GIVEN REQUEST = Report each line of the data that includes the word "AIRLINE".

GIVEN RECORDS =

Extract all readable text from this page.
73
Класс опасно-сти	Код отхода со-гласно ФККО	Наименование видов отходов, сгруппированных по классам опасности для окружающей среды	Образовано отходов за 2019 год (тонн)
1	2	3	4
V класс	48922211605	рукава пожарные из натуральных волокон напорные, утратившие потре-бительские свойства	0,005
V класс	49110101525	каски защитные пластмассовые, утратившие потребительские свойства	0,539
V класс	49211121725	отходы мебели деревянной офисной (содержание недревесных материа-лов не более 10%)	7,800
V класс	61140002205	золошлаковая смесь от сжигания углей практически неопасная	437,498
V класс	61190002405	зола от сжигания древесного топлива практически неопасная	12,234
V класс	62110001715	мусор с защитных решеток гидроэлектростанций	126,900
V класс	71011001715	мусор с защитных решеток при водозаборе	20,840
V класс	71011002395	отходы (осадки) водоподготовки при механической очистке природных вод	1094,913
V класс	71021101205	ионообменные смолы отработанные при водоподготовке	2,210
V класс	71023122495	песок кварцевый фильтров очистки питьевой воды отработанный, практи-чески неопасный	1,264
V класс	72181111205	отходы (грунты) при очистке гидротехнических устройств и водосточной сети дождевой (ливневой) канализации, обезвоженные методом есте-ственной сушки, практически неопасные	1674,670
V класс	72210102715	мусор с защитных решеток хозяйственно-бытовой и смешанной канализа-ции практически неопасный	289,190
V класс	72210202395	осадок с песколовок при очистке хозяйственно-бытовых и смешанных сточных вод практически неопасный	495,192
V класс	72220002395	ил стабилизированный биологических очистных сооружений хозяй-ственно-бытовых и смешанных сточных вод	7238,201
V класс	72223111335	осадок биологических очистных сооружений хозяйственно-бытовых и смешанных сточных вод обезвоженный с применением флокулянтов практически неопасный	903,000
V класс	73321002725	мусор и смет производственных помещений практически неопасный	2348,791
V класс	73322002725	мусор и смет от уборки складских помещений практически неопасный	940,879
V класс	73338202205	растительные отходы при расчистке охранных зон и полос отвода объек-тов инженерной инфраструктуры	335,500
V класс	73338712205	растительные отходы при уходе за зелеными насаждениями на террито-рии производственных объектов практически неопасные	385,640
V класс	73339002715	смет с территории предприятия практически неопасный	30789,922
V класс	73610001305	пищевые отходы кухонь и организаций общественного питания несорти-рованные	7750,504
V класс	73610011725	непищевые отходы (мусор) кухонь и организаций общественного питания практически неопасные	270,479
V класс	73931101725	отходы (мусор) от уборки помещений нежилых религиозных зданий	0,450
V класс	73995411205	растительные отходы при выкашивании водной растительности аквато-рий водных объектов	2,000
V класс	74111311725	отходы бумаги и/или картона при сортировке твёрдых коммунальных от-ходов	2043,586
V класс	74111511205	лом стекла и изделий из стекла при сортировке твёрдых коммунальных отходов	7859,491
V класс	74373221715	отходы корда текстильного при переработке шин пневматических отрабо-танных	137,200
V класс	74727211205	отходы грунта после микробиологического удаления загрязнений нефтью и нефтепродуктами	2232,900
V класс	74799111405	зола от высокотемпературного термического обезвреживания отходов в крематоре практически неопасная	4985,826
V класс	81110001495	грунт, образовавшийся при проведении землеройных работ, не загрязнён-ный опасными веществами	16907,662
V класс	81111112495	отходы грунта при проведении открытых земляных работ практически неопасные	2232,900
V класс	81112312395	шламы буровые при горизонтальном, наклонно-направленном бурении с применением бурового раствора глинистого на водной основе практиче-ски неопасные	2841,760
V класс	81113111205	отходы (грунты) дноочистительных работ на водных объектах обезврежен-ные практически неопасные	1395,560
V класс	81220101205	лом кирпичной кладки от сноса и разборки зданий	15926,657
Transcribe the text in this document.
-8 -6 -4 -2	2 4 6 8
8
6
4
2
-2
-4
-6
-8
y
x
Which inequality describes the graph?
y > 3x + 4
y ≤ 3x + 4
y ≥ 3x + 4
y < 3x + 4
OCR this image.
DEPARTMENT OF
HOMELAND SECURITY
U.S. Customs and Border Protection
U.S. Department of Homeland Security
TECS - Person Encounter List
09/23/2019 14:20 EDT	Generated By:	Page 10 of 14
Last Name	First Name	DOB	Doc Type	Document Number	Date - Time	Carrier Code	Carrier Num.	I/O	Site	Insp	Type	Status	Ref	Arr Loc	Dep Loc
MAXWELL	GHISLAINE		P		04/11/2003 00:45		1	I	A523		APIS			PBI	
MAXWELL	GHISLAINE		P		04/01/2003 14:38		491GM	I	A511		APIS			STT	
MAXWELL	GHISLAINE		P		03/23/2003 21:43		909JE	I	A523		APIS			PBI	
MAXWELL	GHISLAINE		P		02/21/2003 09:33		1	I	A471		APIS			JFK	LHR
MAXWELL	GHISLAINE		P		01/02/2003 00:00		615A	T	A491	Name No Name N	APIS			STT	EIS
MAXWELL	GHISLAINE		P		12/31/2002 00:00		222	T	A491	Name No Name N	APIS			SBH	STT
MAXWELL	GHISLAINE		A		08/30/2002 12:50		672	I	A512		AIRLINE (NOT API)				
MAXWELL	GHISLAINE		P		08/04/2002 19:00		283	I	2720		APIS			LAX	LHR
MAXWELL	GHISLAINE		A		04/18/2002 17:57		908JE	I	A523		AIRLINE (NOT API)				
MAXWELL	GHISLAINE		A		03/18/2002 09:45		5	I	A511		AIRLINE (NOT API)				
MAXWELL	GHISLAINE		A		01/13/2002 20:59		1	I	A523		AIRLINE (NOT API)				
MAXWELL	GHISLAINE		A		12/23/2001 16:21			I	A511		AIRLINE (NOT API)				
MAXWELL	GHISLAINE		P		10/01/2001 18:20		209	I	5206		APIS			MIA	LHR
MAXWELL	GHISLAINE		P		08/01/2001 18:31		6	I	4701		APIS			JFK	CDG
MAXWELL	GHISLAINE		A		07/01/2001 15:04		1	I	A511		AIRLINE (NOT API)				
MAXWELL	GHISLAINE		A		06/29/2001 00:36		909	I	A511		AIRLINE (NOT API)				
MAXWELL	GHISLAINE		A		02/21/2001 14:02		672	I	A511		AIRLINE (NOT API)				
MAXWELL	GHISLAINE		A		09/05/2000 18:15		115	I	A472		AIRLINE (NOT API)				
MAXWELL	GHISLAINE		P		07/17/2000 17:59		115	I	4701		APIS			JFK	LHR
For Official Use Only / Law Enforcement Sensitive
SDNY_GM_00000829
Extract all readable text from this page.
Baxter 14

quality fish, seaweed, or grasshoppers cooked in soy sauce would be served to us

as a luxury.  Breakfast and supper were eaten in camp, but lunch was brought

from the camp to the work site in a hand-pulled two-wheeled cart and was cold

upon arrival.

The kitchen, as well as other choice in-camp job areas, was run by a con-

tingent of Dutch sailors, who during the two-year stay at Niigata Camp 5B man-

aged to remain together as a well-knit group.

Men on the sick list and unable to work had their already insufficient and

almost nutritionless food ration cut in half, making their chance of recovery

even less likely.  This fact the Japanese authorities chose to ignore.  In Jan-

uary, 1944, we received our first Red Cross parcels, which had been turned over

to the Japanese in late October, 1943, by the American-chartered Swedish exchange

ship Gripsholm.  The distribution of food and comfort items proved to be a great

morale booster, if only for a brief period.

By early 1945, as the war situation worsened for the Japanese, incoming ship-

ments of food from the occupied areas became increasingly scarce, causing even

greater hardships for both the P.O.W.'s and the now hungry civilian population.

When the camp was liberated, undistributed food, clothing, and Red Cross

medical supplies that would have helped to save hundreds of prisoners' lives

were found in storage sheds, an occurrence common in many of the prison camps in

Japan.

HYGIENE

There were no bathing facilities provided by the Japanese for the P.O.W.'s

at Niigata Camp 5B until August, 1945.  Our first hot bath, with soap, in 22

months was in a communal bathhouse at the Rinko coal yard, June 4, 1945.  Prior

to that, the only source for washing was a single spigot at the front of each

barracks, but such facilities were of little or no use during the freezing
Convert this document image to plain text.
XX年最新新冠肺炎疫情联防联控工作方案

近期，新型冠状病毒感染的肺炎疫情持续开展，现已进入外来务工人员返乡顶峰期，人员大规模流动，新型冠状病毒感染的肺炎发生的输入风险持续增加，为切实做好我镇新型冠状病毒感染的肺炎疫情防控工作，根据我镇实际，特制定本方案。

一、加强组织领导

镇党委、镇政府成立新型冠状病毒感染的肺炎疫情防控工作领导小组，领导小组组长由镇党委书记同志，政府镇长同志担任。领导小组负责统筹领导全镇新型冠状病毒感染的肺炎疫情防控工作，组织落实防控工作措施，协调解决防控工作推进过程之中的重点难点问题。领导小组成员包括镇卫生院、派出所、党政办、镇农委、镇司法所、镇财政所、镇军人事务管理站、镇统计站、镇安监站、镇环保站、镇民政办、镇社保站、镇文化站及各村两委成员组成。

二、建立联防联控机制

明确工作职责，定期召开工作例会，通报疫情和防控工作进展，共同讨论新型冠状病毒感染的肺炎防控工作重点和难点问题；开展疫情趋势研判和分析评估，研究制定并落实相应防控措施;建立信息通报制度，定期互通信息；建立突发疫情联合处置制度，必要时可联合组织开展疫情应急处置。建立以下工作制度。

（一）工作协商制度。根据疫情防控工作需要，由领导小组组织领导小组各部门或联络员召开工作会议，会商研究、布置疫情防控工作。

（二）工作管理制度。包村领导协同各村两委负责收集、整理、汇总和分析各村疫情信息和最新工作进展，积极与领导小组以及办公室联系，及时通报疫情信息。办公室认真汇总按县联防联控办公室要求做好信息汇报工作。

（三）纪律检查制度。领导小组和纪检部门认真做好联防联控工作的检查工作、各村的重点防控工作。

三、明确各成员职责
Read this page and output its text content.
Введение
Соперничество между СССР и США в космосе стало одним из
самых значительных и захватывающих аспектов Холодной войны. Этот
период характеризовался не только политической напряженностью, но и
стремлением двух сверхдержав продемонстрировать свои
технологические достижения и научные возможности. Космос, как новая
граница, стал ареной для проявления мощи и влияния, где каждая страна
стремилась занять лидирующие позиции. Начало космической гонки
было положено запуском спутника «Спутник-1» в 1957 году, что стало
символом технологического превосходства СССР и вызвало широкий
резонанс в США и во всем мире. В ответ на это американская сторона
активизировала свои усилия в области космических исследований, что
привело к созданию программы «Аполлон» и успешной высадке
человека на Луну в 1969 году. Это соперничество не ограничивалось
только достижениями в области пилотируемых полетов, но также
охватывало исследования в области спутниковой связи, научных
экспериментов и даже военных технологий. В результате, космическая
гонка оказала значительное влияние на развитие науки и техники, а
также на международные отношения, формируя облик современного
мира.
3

RESULT FOR THIS EXERCISE =
MAXWELL	GHISLAINE		A		08/30/2002 12:50		672	I	A512		AIRLINE (NOT API)				
MAXWELL	GHISLAINE		A		04/18/2002 17:57		908JE	I	A523		AIRLINE (NOT API)				
MAXWELL	GHISLAINE		A		03/18/2002 09:45		5	I	A511		AIRLINE (NOT API)				
MAXWELL	GHISLAINE		A		01/13/2002 20:59		1	I	A523		AIRLINE (NOT API)				
MAXWELL	GHISLAINE		A		12/23/2001 16:21			I	A511		AIRLINE (NOT API)				
MAXWELL	GHISLAINE		A		07/01/2001 15:04		1	I	A511		AIRLINE (NOT API)				
MAXWELL	GHISLAINE		A		06/29/2001 00:36		909	I	A511		AIRLINE (NOT API)				
MAXWELL	GHISLAINE		A		02/21/2001 14:02		672	I	A511		AIRLINE (NOT API)				
MAXWELL	GHISLAINE		A		09/05/2000 18:15		115	I	A472		AIRLINE (NOT API)				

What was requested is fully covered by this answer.